:: EXERCISE MATERIALS
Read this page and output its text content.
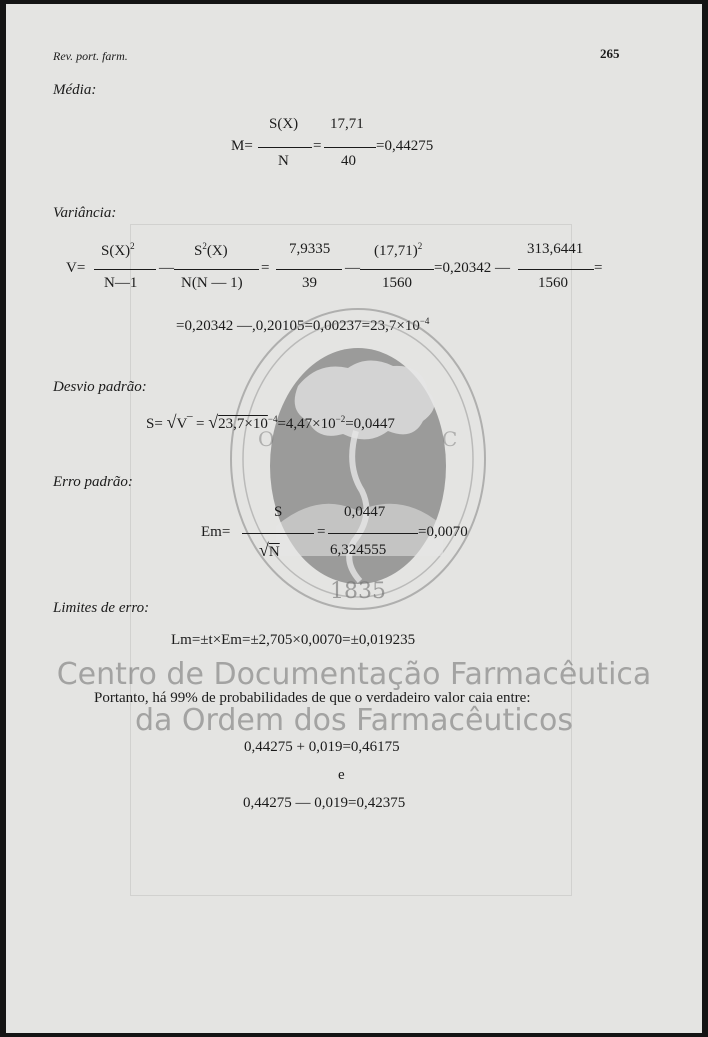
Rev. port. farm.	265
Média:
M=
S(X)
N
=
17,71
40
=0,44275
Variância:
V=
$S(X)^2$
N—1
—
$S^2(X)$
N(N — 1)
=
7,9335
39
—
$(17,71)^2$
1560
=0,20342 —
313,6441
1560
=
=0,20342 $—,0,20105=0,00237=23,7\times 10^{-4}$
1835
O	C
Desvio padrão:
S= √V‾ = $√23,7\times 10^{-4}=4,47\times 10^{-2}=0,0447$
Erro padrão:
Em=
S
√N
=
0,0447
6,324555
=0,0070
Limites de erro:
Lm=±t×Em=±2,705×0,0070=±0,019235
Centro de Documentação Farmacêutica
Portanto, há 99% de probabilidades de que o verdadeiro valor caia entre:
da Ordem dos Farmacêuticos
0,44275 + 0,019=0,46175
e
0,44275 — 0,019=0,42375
::::
SHORT TASK
Restate each of the entries above word for word and skip every image.

ANSWER TO THIS PROBLEM
Read this page and output its text content.
Rev. port. farm.	265
Média:
M=
S(X)
N
=
17,71
40
=0,44275
Variância:
V=
$S(X)^2$
N—1
—
$S^2(X)$
N(N — 1)
=
7,9335
39
—
$(17,71)^2$
1560
=0,20342 —
313,6441
1560
=
=0,20342 $—,0,20105=0,00237=23,7\times 10^{-4}$
1835
O	C
Desvio padrão:
S= √V‾ = $√23,7\times 10^{-4}=4,47\times 10^{-2}=0,0447$
Erro padrão:
Em=
S
√N
=
0,0447
6,324555
=0,0070
Limites de erro:
Lm=±t×Em=±2,705×0,0070=±0,019235
Centro de Documentação Farmacêutica
Portanto, há 99% de probabilidades de que o verdadeiro valor caia entre:
da Ordem dos Farmacêuticos
0,44275 + 0,019=0,46175
e
0,44275 — 0,019=0,42375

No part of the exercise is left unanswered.